▶ [SUPPLIED RECORDS]:
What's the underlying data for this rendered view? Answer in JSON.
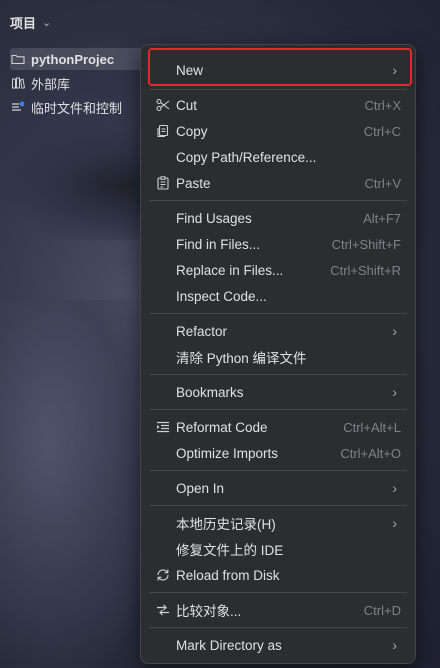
{
  "project_panel": {
    "title": "项目",
    "chevron": "⌄",
    "tree": [
      {
        "label": "pythonProjec",
        "icon": "folder-icon",
        "selected": true
      },
      {
        "label": "外部库",
        "icon": "library-icon",
        "selected": false
      },
      {
        "label": "临时文件和控制",
        "icon": "scratches-icon",
        "selected": false
      }
    ]
  },
  "context_menu": {
    "items": {
      "new": {
        "label": "New",
        "shortcut": "",
        "submenu": true
      },
      "cut": {
        "label": "Cut",
        "shortcut": "Ctrl+X",
        "icon": "scissors-icon"
      },
      "copy": {
        "label": "Copy",
        "shortcut": "Ctrl+C",
        "icon": "copy-icon"
      },
      "copy_path": {
        "label": "Copy Path/Reference...",
        "shortcut": ""
      },
      "paste": {
        "label": "Paste",
        "shortcut": "Ctrl+V",
        "icon": "paste-icon"
      },
      "find_usages": {
        "label": "Find Usages",
        "shortcut": "Alt+F7"
      },
      "find_in_files": {
        "label": "Find in Files...",
        "shortcut": "Ctrl+Shift+F"
      },
      "replace_in_files": {
        "label": "Replace in Files...",
        "shortcut": "Ctrl+Shift+R"
      },
      "inspect_code": {
        "label": "Inspect Code...",
        "shortcut": ""
      },
      "refactor": {
        "label": "Refactor",
        "shortcut": "",
        "submenu": true
      },
      "clean_python": {
        "label": "清除 Python 编译文件",
        "shortcut": ""
      },
      "bookmarks": {
        "label": "Bookmarks",
        "shortcut": "",
        "submenu": true
      },
      "reformat": {
        "label": "Reformat Code",
        "shortcut": "Ctrl+Alt+L",
        "icon": "reformat-icon"
      },
      "optimize_imports": {
        "label": "Optimize Imports",
        "shortcut": "Ctrl+Alt+O"
      },
      "open_in": {
        "label": "Open In",
        "shortcut": "",
        "submenu": true
      },
      "local_history": {
        "label": "本地历史记录(H)",
        "shortcut": "",
        "submenu": true
      },
      "repair_ide": {
        "label": "修复文件上的 IDE",
        "shortcut": ""
      },
      "reload_disk": {
        "label": "Reload from Disk",
        "shortcut": "",
        "icon": "reload-icon"
      },
      "compare": {
        "label": "比较对象...",
        "shortcut": "Ctrl+D",
        "icon": "compare-icon"
      },
      "mark_directory": {
        "label": "Mark Directory as",
        "shortcut": "",
        "submenu": true
      }
    },
    "submenu_arrow": "›",
    "highlighted_item": "New",
    "highlight_color": "#e5262a"
  }
}
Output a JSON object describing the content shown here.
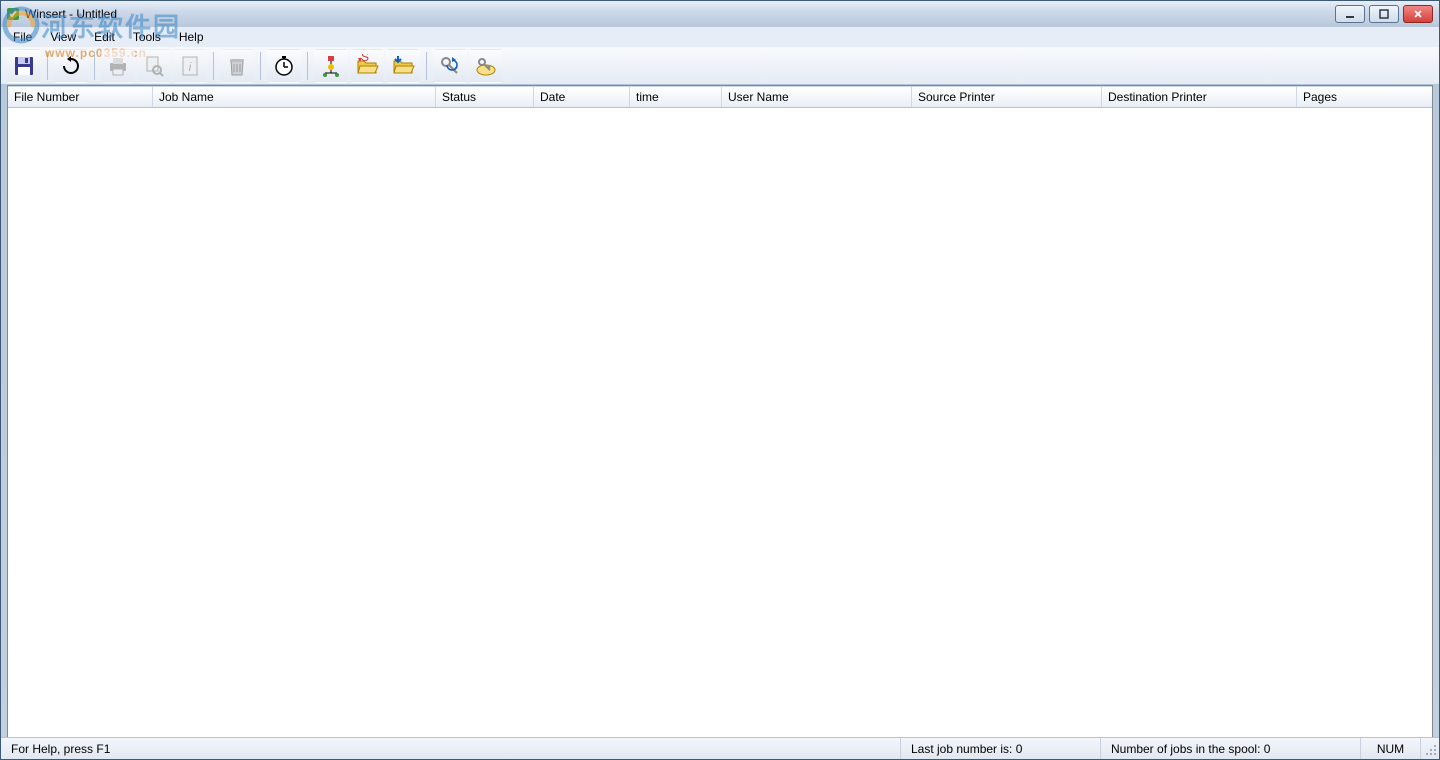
{
  "window": {
    "title": "Winsert - Untitled"
  },
  "menu": {
    "file": "File",
    "view": "View",
    "edit": "Edit",
    "tools": "Tools",
    "help": "Help"
  },
  "toolbar": {
    "save": "save-icon",
    "refresh": "refresh-icon",
    "print": "print-icon",
    "preview": "preview-icon",
    "info": "info-icon",
    "delete": "delete-icon",
    "timer": "timer-icon",
    "flow": "flow-icon",
    "open_folder": "open-folder-icon",
    "import_folder": "import-folder-icon",
    "key_refresh": "key-refresh-icon",
    "unlock": "unlock-icon"
  },
  "columns": {
    "file_number": "File Number",
    "job_name": "Job Name",
    "status": "Status",
    "date": "Date",
    "time": "time",
    "user_name": "User Name",
    "source_printer": "Source Printer",
    "destination_printer": "Destination Printer",
    "pages": "Pages"
  },
  "column_widths": {
    "file_number": 145,
    "job_name": 283,
    "status": 98,
    "date": 96,
    "time": 92,
    "user_name": 190,
    "source_printer": 190,
    "destination_printer": 195,
    "pages": 120
  },
  "status": {
    "help": "For Help, press F1",
    "last_job": "Last job number is: 0",
    "jobs_spool": "Number of jobs in the spool: 0",
    "num": "NUM"
  },
  "watermark": {
    "text": "河东软件园",
    "url": "www.pc0359.cn"
  }
}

▶ [TASK INSTRUCTIONS]:
Word for word, quote the full listing, omitting every picture.

▶ [FINAL ANSWER]:
What's the underlying data for this rendered view? Answer in JSON.
{
  "project_panel": {
    "title": "项目",
    "chevron": "⌄",
    "tree": [
      {
        "label": "pythonProjec",
        "icon": "folder-icon",
        "selected": true
      },
      {
        "label": "外部库",
        "icon": "library-icon",
        "selected": false
      },
      {
        "label": "临时文件和控制",
        "icon": "scratches-icon",
        "selected": false
      }
    ]
  },
  "context_menu": {
    "items": {
      "new": {
        "label": "New",
        "shortcut": "",
        "submenu": true
      },
      "cut": {
        "label": "Cut",
        "shortcut": "Ctrl+X",
        "icon": "scissors-icon"
      },
      "copy": {
        "label": "Copy",
        "shortcut": "Ctrl+C",
        "icon": "copy-icon"
      },
      "copy_path": {
        "label": "Copy Path/Reference...",
        "shortcut": ""
      },
      "paste": {
        "label": "Paste",
        "shortcut": "Ctrl+V",
        "icon": "paste-icon"
      },
      "find_usages": {
        "label": "Find Usages",
        "shortcut": "Alt+F7"
      },
      "find_in_files": {
        "label": "Find in Files...",
        "shortcut": "Ctrl+Shift+F"
      },
      "replace_in_files": {
        "label": "Replace in Files...",
        "shortcut": "Ctrl+Shift+R"
      },
      "inspect_code": {
        "label": "Inspect Code...",
        "shortcut": ""
      },
      "refactor": {
        "label": "Refactor",
        "shortcut": "",
        "submenu": true
      },
      "clean_python": {
        "label": "清除 Python 编译文件",
        "shortcut": ""
      },
      "bookmarks": {
        "label": "Bookmarks",
        "shortcut": "",
        "submenu": true
      },
      "reformat": {
        "label": "Reformat Code",
        "shortcut": "Ctrl+Alt+L",
        "icon": "reformat-icon"
      },
      "optimize_imports": {
        "label": "Optimize Imports",
        "shortcut": "Ctrl+Alt+O"
      },
      "open_in": {
        "label": "Open In",
        "shortcut": "",
        "submenu": true
      },
      "local_history": {
        "label": "本地历史记录(H)",
        "shortcut": "",
        "submenu": true
      },
      "repair_ide": {
        "label": "修复文件上的 IDE",
        "shortcut": ""
      },
      "reload_disk": {
        "label": "Reload from Disk",
        "shortcut": "",
        "icon": "reload-icon"
      },
      "compare": {
        "label": "比较对象...",
        "shortcut": "Ctrl+D",
        "icon": "compare-icon"
      },
      "mark_directory": {
        "label": "Mark Directory as",
        "shortcut": "",
        "submenu": true
      }
    },
    "submenu_arrow": "›",
    "highlighted_item": "New",
    "highlight_color": "#e5262a"
  }
}
Output a JSON object describing the content shown here.
{
  "window": {
    "title": "Winsert - Untitled"
  },
  "menu": {
    "file": "File",
    "view": "View",
    "edit": "Edit",
    "tools": "Tools",
    "help": "Help"
  },
  "toolbar": {
    "save": "save-icon",
    "refresh": "refresh-icon",
    "print": "print-icon",
    "preview": "preview-icon",
    "info": "info-icon",
    "delete": "delete-icon",
    "timer": "timer-icon",
    "flow": "flow-icon",
    "open_folder": "open-folder-icon",
    "import_folder": "import-folder-icon",
    "key_refresh": "key-refresh-icon",
    "unlock": "unlock-icon"
  },
  "columns": {
    "file_number": "File Number",
    "job_name": "Job Name",
    "status": "Status",
    "date": "Date",
    "time": "time",
    "user_name": "User Name",
    "source_printer": "Source Printer",
    "destination_printer": "Destination Printer",
    "pages": "Pages"
  },
  "column_widths": {
    "file_number": 145,
    "job_name": 283,
    "status": 98,
    "date": 96,
    "time": 92,
    "user_name": 190,
    "source_printer": 190,
    "destination_printer": 195,
    "pages": 120
  },
  "status": {
    "help": "For Help, press F1",
    "last_job": "Last job number is: 0",
    "jobs_spool": "Number of jobs in the spool: 0",
    "num": "NUM"
  },
  "watermark": {
    "text": "河东软件园",
    "url": "www.pc0359.cn"
  }
}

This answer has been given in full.